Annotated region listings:
— start —

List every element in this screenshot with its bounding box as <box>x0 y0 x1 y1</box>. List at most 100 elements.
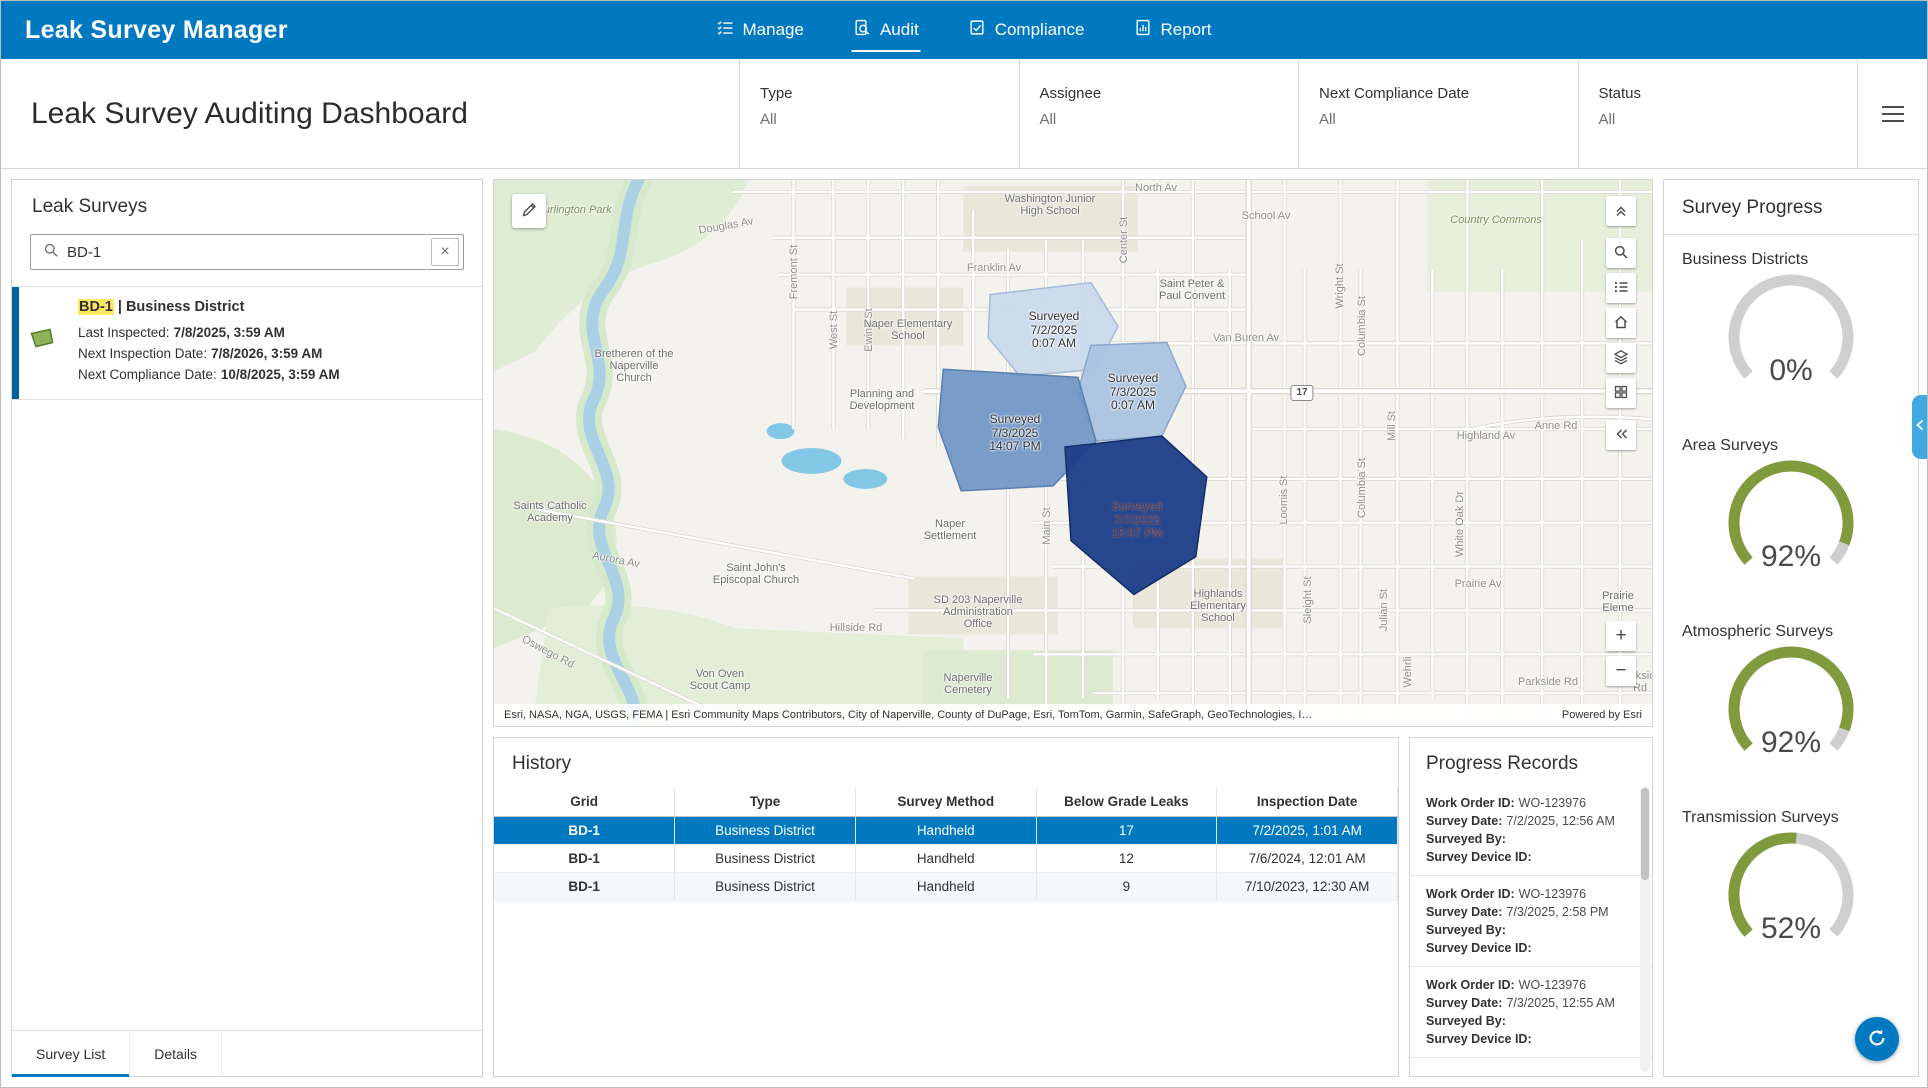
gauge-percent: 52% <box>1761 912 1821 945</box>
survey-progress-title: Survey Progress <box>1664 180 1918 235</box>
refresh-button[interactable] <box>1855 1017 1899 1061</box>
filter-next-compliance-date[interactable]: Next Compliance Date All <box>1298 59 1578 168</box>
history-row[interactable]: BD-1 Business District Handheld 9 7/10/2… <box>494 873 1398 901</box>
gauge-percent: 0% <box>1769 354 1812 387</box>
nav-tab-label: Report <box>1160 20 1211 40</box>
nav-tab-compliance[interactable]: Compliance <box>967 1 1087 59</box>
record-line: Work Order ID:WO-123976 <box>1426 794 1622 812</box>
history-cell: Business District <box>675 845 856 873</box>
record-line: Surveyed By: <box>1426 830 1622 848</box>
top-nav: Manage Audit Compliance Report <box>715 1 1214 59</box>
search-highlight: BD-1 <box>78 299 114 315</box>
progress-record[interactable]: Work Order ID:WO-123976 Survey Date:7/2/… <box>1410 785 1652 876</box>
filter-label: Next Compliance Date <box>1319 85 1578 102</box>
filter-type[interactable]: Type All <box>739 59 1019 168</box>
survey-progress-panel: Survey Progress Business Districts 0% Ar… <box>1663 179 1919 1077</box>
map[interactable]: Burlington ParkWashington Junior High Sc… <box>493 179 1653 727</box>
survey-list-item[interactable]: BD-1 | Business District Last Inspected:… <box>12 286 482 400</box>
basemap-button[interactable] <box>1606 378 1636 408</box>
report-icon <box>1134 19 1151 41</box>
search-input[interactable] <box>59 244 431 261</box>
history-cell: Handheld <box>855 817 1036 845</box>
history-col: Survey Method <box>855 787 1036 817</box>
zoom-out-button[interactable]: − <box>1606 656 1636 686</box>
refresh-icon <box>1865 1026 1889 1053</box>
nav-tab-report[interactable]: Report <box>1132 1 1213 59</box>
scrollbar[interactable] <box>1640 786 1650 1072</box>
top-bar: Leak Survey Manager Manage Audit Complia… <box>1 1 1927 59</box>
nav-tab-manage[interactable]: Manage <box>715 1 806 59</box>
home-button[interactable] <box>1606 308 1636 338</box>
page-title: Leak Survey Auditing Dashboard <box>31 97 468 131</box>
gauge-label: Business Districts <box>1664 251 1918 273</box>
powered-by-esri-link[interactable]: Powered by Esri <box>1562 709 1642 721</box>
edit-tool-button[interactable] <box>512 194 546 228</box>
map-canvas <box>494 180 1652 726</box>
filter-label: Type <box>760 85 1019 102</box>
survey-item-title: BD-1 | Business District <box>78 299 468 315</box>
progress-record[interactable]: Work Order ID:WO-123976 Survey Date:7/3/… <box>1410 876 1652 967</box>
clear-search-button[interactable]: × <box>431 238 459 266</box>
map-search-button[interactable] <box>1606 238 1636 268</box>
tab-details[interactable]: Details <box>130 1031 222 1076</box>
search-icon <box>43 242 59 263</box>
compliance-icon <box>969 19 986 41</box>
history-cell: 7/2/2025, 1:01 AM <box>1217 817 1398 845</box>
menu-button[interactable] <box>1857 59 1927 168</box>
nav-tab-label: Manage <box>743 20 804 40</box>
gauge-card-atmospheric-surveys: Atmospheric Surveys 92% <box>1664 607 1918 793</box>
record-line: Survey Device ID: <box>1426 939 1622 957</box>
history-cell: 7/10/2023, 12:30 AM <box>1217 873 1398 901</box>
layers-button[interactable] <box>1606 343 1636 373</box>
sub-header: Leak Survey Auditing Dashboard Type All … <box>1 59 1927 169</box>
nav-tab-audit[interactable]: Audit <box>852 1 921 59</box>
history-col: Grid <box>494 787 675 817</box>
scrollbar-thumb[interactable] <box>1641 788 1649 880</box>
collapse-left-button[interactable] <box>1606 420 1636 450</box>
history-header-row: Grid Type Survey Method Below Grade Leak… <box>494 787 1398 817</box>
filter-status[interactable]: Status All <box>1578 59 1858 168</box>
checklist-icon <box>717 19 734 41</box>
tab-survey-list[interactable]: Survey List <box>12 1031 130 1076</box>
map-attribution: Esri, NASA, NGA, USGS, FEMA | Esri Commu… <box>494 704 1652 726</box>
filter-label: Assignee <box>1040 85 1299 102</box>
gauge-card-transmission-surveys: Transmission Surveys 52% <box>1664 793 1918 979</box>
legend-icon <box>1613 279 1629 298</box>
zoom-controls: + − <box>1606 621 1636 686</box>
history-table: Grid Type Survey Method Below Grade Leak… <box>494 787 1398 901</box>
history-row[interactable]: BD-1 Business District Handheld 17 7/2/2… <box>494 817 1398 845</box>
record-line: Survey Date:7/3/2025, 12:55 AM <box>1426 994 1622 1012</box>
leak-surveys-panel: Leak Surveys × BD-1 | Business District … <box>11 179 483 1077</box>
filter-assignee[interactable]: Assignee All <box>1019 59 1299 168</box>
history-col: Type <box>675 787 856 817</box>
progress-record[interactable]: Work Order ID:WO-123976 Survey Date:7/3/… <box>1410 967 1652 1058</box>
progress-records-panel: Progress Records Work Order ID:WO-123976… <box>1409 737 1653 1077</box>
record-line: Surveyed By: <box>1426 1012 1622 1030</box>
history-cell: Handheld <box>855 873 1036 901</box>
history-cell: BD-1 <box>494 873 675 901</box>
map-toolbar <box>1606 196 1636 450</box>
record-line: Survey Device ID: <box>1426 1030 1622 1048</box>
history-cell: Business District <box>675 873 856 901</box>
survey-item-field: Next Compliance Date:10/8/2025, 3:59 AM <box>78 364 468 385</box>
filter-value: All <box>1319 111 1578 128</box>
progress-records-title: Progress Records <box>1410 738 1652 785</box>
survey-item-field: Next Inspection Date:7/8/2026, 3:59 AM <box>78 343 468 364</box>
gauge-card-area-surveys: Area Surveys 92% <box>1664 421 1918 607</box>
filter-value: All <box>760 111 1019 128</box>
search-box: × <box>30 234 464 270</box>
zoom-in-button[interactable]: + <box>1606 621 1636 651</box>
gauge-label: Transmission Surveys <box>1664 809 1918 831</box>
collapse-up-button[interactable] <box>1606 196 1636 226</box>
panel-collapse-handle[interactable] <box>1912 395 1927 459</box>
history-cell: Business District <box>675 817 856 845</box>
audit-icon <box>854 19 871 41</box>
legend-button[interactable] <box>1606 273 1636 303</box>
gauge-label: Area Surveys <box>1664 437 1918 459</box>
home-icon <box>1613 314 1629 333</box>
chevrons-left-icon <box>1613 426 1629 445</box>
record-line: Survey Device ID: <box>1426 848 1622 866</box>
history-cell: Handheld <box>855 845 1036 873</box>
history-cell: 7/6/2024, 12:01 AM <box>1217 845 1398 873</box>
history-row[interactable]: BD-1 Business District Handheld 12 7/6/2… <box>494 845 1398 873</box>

— end —

EXERCISE TASK: Reproduce every line of the annotated region listings above word for word, leaving out the pictures.

TASK RESPONSE:
List every element in this screenshot with its bounding box as <box>x0 y0 x1 y1</box>. List at most 100 elements.
gauge-percent: 52% <box>1761 912 1821 945</box>
survey-progress-title: Survey Progress <box>1664 180 1918 235</box>
refresh-button[interactable] <box>1855 1017 1899 1061</box>
filter-next-compliance-date[interactable]: Next Compliance Date All <box>1298 59 1578 168</box>
history-row[interactable]: BD-1 Business District Handheld 9 7/10/2… <box>494 873 1398 901</box>
gauge-percent: 0% <box>1769 354 1812 387</box>
nav-tab-label: Report <box>1160 20 1211 40</box>
nav-tab-compliance[interactable]: Compliance <box>967 1 1087 59</box>
record-line: Work Order ID:WO-123976 <box>1426 794 1622 812</box>
history-cell: Business District <box>675 845 856 873</box>
record-line: Surveyed By: <box>1426 830 1622 848</box>
top-nav: Manage Audit Compliance Report <box>715 1 1214 59</box>
search-highlight: BD-1 <box>78 299 114 315</box>
progress-record[interactable]: Work Order ID:WO-123976 Survey Date:7/2/… <box>1410 785 1652 876</box>
filter-label: Next Compliance Date <box>1319 85 1578 102</box>
filter-type[interactable]: Type All <box>739 59 1019 168</box>
survey-progress-panel: Survey Progress Business Districts 0% Ar… <box>1663 179 1919 1077</box>
map[interactable]: Burlington ParkWashington Junior High Sc… <box>493 179 1653 727</box>
survey-list-item[interactable]: BD-1 | Business District Last Inspected:… <box>12 286 482 400</box>
basemap-button[interactable] <box>1606 378 1636 408</box>
report-icon <box>1134 19 1151 41</box>
search-input[interactable] <box>59 244 431 261</box>
history-cell: Handheld <box>855 817 1036 845</box>
history-col: Survey Method <box>855 787 1036 817</box>
zoom-out-button[interactable]: − <box>1606 656 1636 686</box>
refresh-icon <box>1865 1026 1889 1053</box>
nav-tab-report[interactable]: Report <box>1132 1 1213 59</box>
scrollbar[interactable] <box>1640 786 1650 1072</box>
top-bar: Leak Survey Manager Manage Audit Complia… <box>1 1 1927 59</box>
nav-tab-manage[interactable]: Manage <box>715 1 806 59</box>
home-button[interactable] <box>1606 308 1636 338</box>
page-title: Leak Survey Auditing Dashboard <box>31 97 468 131</box>
gauge-label: Business Districts <box>1664 251 1918 273</box>
powered-by-esri-link[interactable]: Powered by Esri <box>1562 709 1642 721</box>
edit-tool-button[interactable] <box>512 194 546 228</box>
map-canvas <box>494 180 1652 726</box>
filter-label: Type <box>760 85 1019 102</box>
survey-item-title: BD-1 | Business District <box>78 299 468 315</box>
progress-record[interactable]: Work Order ID:WO-123976 Survey Date:7/3/… <box>1410 876 1652 967</box>
clear-search-button[interactable]: × <box>431 238 459 266</box>
map-search-button[interactable] <box>1606 238 1636 268</box>
tab-details[interactable]: Details <box>130 1031 222 1076</box>
search-icon <box>43 242 59 263</box>
compliance-icon <box>969 19 986 41</box>
history-cell: 7/2/2025, 1:01 AM <box>1217 817 1398 845</box>
menu-button[interactable] <box>1857 59 1927 168</box>
nav-tab-label: Manage <box>743 20 804 40</box>
gauge-card-atmospheric-surveys: Atmospheric Surveys 92% <box>1664 607 1918 793</box>
record-line: Survey Device ID: <box>1426 939 1622 957</box>
history-cell: 7/10/2023, 12:30 AM <box>1217 873 1398 901</box>
layers-button[interactable] <box>1606 343 1636 373</box>
sub-header: Leak Survey Auditing Dashboard Type All … <box>1 59 1927 169</box>
nav-tab-audit[interactable]: Audit <box>852 1 921 59</box>
history-col: Grid <box>494 787 675 817</box>
scrollbar-thumb[interactable] <box>1641 788 1649 880</box>
collapse-left-button[interactable] <box>1606 420 1636 450</box>
history-header-row: Grid Type Survey Method Below Grade Leak… <box>494 787 1398 817</box>
filter-status[interactable]: Status All <box>1578 59 1858 168</box>
checklist-icon <box>717 19 734 41</box>
tab-survey-list[interactable]: Survey List <box>12 1031 130 1076</box>
map-attribution: Esri, NASA, NGA, USGS, FEMA | Esri Commu… <box>494 704 1652 726</box>
filter-label: Assignee <box>1040 85 1299 102</box>
gauge-card-transmission-surveys: Transmission Surveys 52% <box>1664 793 1918 979</box>
legend-icon <box>1613 279 1629 298</box>
zoom-controls: + − <box>1606 621 1636 686</box>
history-table: Grid Type Survey Method Below Grade Leak… <box>494 787 1398 901</box>
history-row[interactable]: BD-1 Business District Handheld 17 7/2/2… <box>494 817 1398 845</box>
record-line: Survey Date:7/3/2025, 12:55 AM <box>1426 994 1622 1012</box>
leak-surveys-panel: Leak Surveys × BD-1 | Business District … <box>11 179 483 1077</box>
filter-assignee[interactable]: Assignee All <box>1019 59 1299 168</box>
history-col: Type <box>675 787 856 817</box>
progress-record[interactable]: Work Order ID:WO-123976 Survey Date:7/3/… <box>1410 967 1652 1058</box>
progress-records-panel: Progress Records Work Order ID:WO-123976… <box>1409 737 1653 1077</box>
record-line: Surveyed By: <box>1426 1012 1622 1030</box>
history-cell: Handheld <box>855 873 1036 901</box>
history-cell: BD-1 <box>494 873 675 901</box>
map-toolbar <box>1606 196 1636 450</box>
record-line: Survey Device ID: <box>1426 1030 1622 1048</box>
history-cell: Business District <box>675 873 856 901</box>
survey-item-field: Next Compliance Date:10/8/2025, 3:59 AM <box>78 364 468 385</box>
filter-value: All <box>1319 111 1578 128</box>
progress-records-title: Progress Records <box>1410 738 1652 785</box>
survey-item-field: Next Inspection Date:7/8/2026, 3:59 AM <box>78 343 468 364</box>
gauge-card-area-surveys: Area Surveys 92% <box>1664 421 1918 607</box>
filter-value: All <box>760 111 1019 128</box>
search-box: × <box>30 234 464 270</box>
zoom-in-button[interactable]: + <box>1606 621 1636 651</box>
gauge-label: Transmission Surveys <box>1664 809 1918 831</box>
collapse-up-button[interactable] <box>1606 196 1636 226</box>
panel-collapse-handle[interactable] <box>1912 395 1927 459</box>
history-cell: Business District <box>675 817 856 845</box>
audit-icon <box>854 19 871 41</box>
legend-button[interactable] <box>1606 273 1636 303</box>
gauge-label: Area Surveys <box>1664 437 1918 459</box>
home-icon <box>1613 314 1629 333</box>
chevrons-left-icon <box>1613 426 1629 445</box>
record-line: Survey Device ID: <box>1426 848 1622 866</box>
history-cell: Handheld <box>855 845 1036 873</box>
history-cell: 7/6/2024, 12:01 AM <box>1217 845 1398 873</box>
history-row[interactable]: BD-1 Business District Handheld 12 7/6/2… <box>494 845 1398 873</box>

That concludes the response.